>> START The records
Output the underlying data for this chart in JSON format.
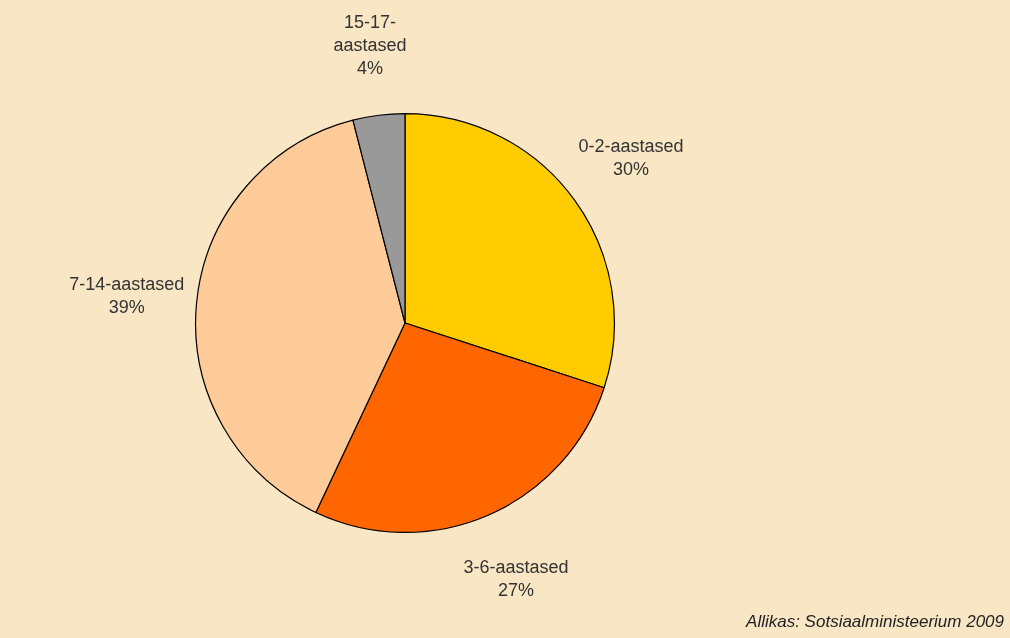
{
  "chart_data": {
    "type": "pie",
    "categories": [
      "0-2-aastased",
      "3-6-aastased",
      "7-14-aastased",
      "15-17-aastased"
    ],
    "values": [
      30,
      27,
      39,
      4
    ],
    "value_labels": [
      "30%",
      "27%",
      "39%",
      "4%"
    ],
    "colors": [
      "#ffcc00",
      "#ff6600",
      "#ffcc99",
      "#999999"
    ],
    "annotations": [
      "Allikas: Sotsiaalministeerium 2009"
    ]
  }
}
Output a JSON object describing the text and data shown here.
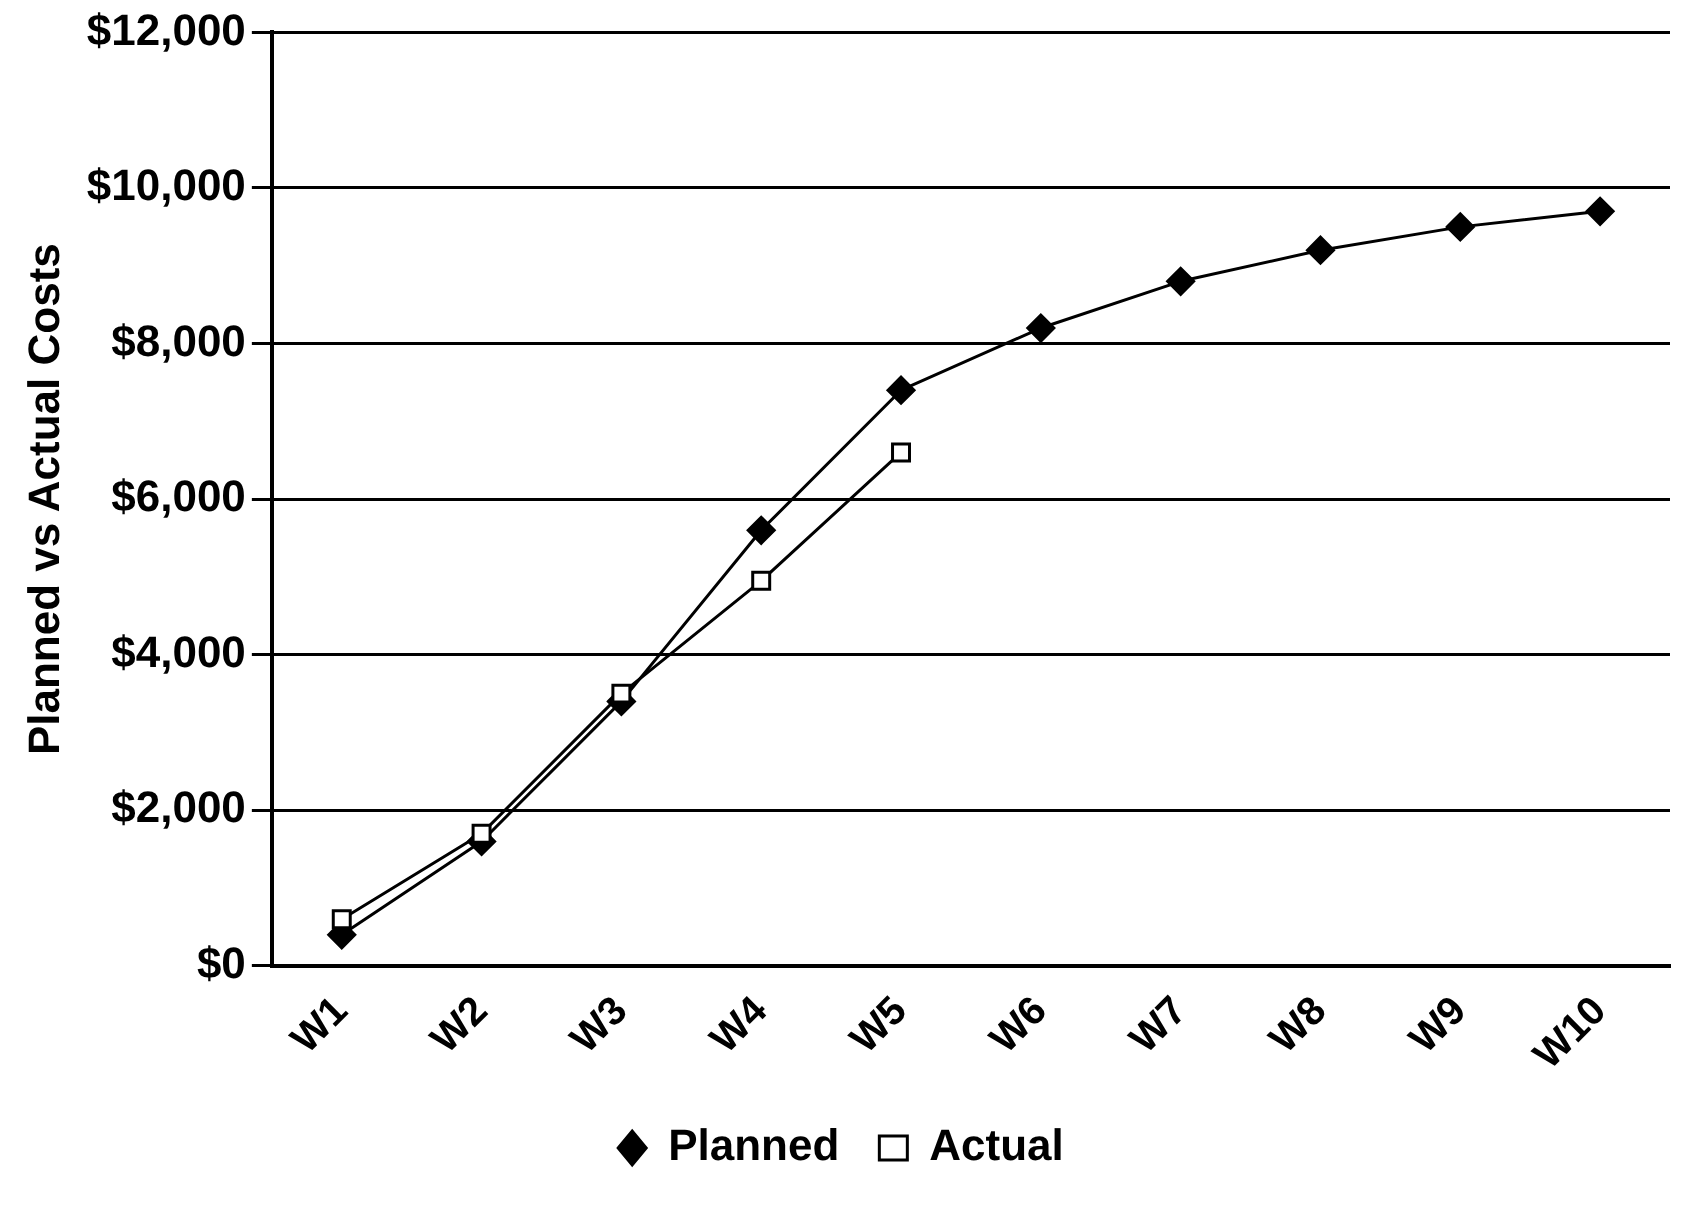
{
  "chart_data": {
    "type": "line",
    "ylabel": "Planned vs Actual Costs",
    "categories": [
      "W1",
      "W2",
      "W3",
      "W4",
      "W5",
      "W6",
      "W7",
      "W8",
      "W9",
      "W10"
    ],
    "series": [
      {
        "name": "Planned",
        "color": "#000000",
        "marker": "diamond",
        "values": [
          400,
          1600,
          3400,
          5600,
          7400,
          8200,
          8800,
          9200,
          9500,
          9700
        ]
      },
      {
        "name": "Actual",
        "color": "#000000",
        "marker": "square",
        "values": [
          600,
          1700,
          3500,
          4950,
          6600,
          null,
          null,
          null,
          null,
          null
        ]
      }
    ],
    "ylim": [
      0,
      12000
    ],
    "yticks": [
      {
        "value": 0,
        "label": "$0"
      },
      {
        "value": 2000,
        "label": "$2,000"
      },
      {
        "value": 4000,
        "label": "$4,000"
      },
      {
        "value": 6000,
        "label": "$6,000"
      },
      {
        "value": 8000,
        "label": "$8,000"
      },
      {
        "value": 10000,
        "label": "$10,000"
      },
      {
        "value": 12000,
        "label": "$12,000"
      }
    ],
    "grid": "y",
    "legend": "bottom"
  }
}
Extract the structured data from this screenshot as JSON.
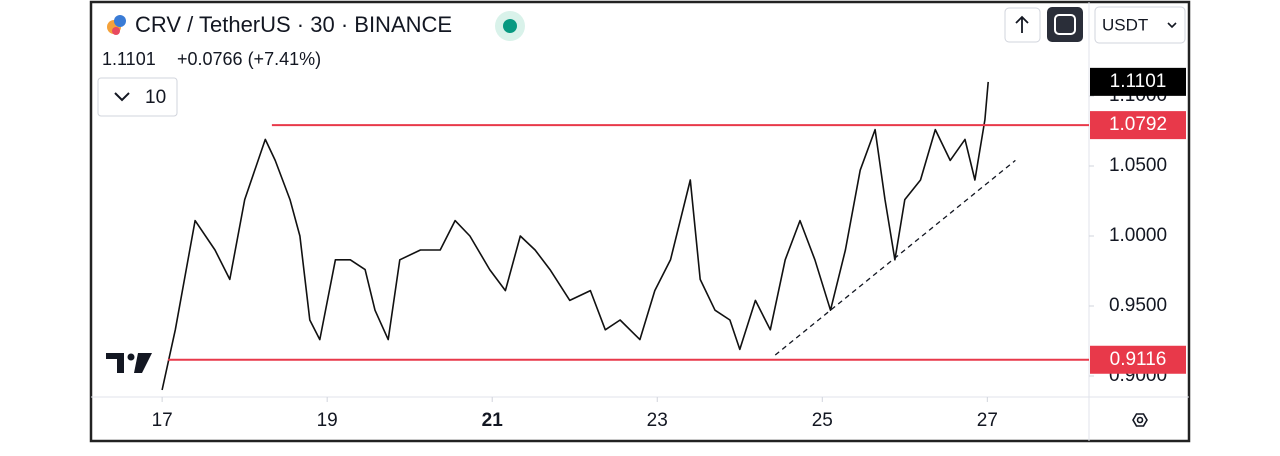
{
  "chart_data": {
    "type": "line",
    "title": "CRV / TetherUS · 30 · BINANCE",
    "last_price": "1.1101",
    "change": "+0.0766 (+7.41%)",
    "indicator_count": 10,
    "currency": "USDT",
    "xlim": [
      16.15,
      28.22
    ],
    "xticks": [
      17,
      19,
      21,
      23,
      25,
      27
    ],
    "xtick_bold": [
      false,
      false,
      true,
      false,
      false,
      false
    ],
    "ylim": [
      0.885,
      1.165
    ],
    "yticks": [
      {
        "value": 0.9,
        "label": "0.9000"
      },
      {
        "value": 0.95,
        "label": "0.9500"
      },
      {
        "value": 1.0,
        "label": "1.0000"
      },
      {
        "value": 1.05,
        "label": "1.0500"
      },
      {
        "value": 1.1,
        "label": "1.1000"
      }
    ],
    "series": [
      {
        "name": "CRVUSDT",
        "color": "#111111",
        "x": [
          17.0,
          17.16,
          17.4,
          17.64,
          17.82,
          18.0,
          18.25,
          18.37,
          18.55,
          18.67,
          18.79,
          18.91,
          19.1,
          19.28,
          19.46,
          19.58,
          19.74,
          19.88,
          20.13,
          20.37,
          20.55,
          20.73,
          20.97,
          21.16,
          21.34,
          21.52,
          21.7,
          21.94,
          22.19,
          22.37,
          22.55,
          22.79,
          22.97,
          23.16,
          23.4,
          23.52,
          23.7,
          23.88,
          24.0,
          24.19,
          24.37,
          24.55,
          24.73,
          24.91,
          25.1,
          25.28,
          25.46,
          25.64,
          25.76,
          25.88,
          26.0,
          26.19,
          26.37,
          26.55,
          26.73,
          26.85,
          26.97,
          27.01
        ],
        "values": [
          0.89,
          0.933,
          1.011,
          0.99,
          0.969,
          1.026,
          1.069,
          1.054,
          1.026,
          1.0,
          0.94,
          0.926,
          0.983,
          0.983,
          0.976,
          0.947,
          0.926,
          0.983,
          0.99,
          0.99,
          1.011,
          1.0,
          0.976,
          0.961,
          1.0,
          0.99,
          0.976,
          0.954,
          0.961,
          0.933,
          0.94,
          0.926,
          0.961,
          0.983,
          1.04,
          0.969,
          0.947,
          0.94,
          0.919,
          0.954,
          0.933,
          0.983,
          1.011,
          0.983,
          0.947,
          0.99,
          1.047,
          1.076,
          1.026,
          0.983,
          1.026,
          1.04,
          1.076,
          1.054,
          1.069,
          1.04,
          1.083,
          1.1101
        ]
      }
    ],
    "last_price_label": "1.1101",
    "levels": [
      {
        "value": 1.0792,
        "label": "1.0792",
        "color": "#e8394a",
        "start": 18.33
      },
      {
        "value": 0.9116,
        "label": "0.9116",
        "color": "#e8394a",
        "start": 17.07
      }
    ],
    "trendline": {
      "x": [
        24.43,
        27.34
      ],
      "y": [
        0.915,
        1.054
      ]
    }
  }
}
>> END The records
Your goal ▸ Omit the pictures. Output every record above word for word.

Exercise result ▸
Output the underlying data for this chart in JSON format.
{
  "chart_data": {
    "type": "pie",
    "categories": [
      "0-2-aastased",
      "3-6-aastased",
      "7-14-aastased",
      "15-17-aastased"
    ],
    "values": [
      30,
      27,
      39,
      4
    ],
    "value_labels": [
      "30%",
      "27%",
      "39%",
      "4%"
    ],
    "colors": [
      "#ffcc00",
      "#ff6600",
      "#ffcc99",
      "#999999"
    ],
    "annotations": [
      "Allikas: Sotsiaalministeerium 2009"
    ]
  }
}
Output a JSON object describing the text and data shown here.
{
  "chart_data": {
    "type": "line",
    "ylabel": "Planned vs Actual Costs",
    "categories": [
      "W1",
      "W2",
      "W3",
      "W4",
      "W5",
      "W6",
      "W7",
      "W8",
      "W9",
      "W10"
    ],
    "series": [
      {
        "name": "Planned",
        "color": "#000000",
        "marker": "diamond",
        "values": [
          400,
          1600,
          3400,
          5600,
          7400,
          8200,
          8800,
          9200,
          9500,
          9700
        ]
      },
      {
        "name": "Actual",
        "color": "#000000",
        "marker": "square",
        "values": [
          600,
          1700,
          3500,
          4950,
          6600,
          null,
          null,
          null,
          null,
          null
        ]
      }
    ],
    "ylim": [
      0,
      12000
    ],
    "yticks": [
      {
        "value": 0,
        "label": "$0"
      },
      {
        "value": 2000,
        "label": "$2,000"
      },
      {
        "value": 4000,
        "label": "$4,000"
      },
      {
        "value": 6000,
        "label": "$6,000"
      },
      {
        "value": 8000,
        "label": "$8,000"
      },
      {
        "value": 10000,
        "label": "$10,000"
      },
      {
        "value": 12000,
        "label": "$12,000"
      }
    ],
    "grid": "y",
    "legend": "bottom"
  }
}
Extract the structured data from this screenshot as JSON.
{
  "chart_data": {
    "type": "line",
    "title": "CRV / TetherUS · 30 · BINANCE",
    "last_price": "1.1101",
    "change": "+0.0766 (+7.41%)",
    "indicator_count": 10,
    "currency": "USDT",
    "xlim": [
      16.15,
      28.22
    ],
    "xticks": [
      17,
      19,
      21,
      23,
      25,
      27
    ],
    "xtick_bold": [
      false,
      false,
      true,
      false,
      false,
      false
    ],
    "ylim": [
      0.885,
      1.165
    ],
    "yticks": [
      {
        "value": 0.9,
        "label": "0.9000"
      },
      {
        "value": 0.95,
        "label": "0.9500"
      },
      {
        "value": 1.0,
        "label": "1.0000"
      },
      {
        "value": 1.05,
        "label": "1.0500"
      },
      {
        "value": 1.1,
        "label": "1.1000"
      }
    ],
    "series": [
      {
        "name": "CRVUSDT",
        "color": "#111111",
        "x": [
          17.0,
          17.16,
          17.4,
          17.64,
          17.82,
          18.0,
          18.25,
          18.37,
          18.55,
          18.67,
          18.79,
          18.91,
          19.1,
          19.28,
          19.46,
          19.58,
          19.74,
          19.88,
          20.13,
          20.37,
          20.55,
          20.73,
          20.97,
          21.16,
          21.34,
          21.52,
          21.7,
          21.94,
          22.19,
          22.37,
          22.55,
          22.79,
          22.97,
          23.16,
          23.4,
          23.52,
          23.7,
          23.88,
          24.0,
          24.19,
          24.37,
          24.55,
          24.73,
          24.91,
          25.1,
          25.28,
          25.46,
          25.64,
          25.76,
          25.88,
          26.0,
          26.19,
          26.37,
          26.55,
          26.73,
          26.85,
          26.97,
          27.01
        ],
        "values": [
          0.89,
          0.933,
          1.011,
          0.99,
          0.969,
          1.026,
          1.069,
          1.054,
          1.026,
          1.0,
          0.94,
          0.926,
          0.983,
          0.983,
          0.976,
          0.947,
          0.926,
          0.983,
          0.99,
          0.99,
          1.011,
          1.0,
          0.976,
          0.961,
          1.0,
          0.99,
          0.976,
          0.954,
          0.961,
          0.933,
          0.94,
          0.926,
          0.961,
          0.983,
          1.04,
          0.969,
          0.947,
          0.94,
          0.919,
          0.954,
          0.933,
          0.983,
          1.011,
          0.983,
          0.947,
          0.99,
          1.047,
          1.076,
          1.026,
          0.983,
          1.026,
          1.04,
          1.076,
          1.054,
          1.069,
          1.04,
          1.083,
          1.1101
        ]
      }
    ],
    "last_price_label": "1.1101",
    "levels": [
      {
        "value": 1.0792,
        "label": "1.0792",
        "color": "#e8394a",
        "start": 18.33
      },
      {
        "value": 0.9116,
        "label": "0.9116",
        "color": "#e8394a",
        "start": 17.07
      }
    ],
    "trendline": {
      "x": [
        24.43,
        27.34
      ],
      "y": [
        0.915,
        1.054
      ]
    }
  }
}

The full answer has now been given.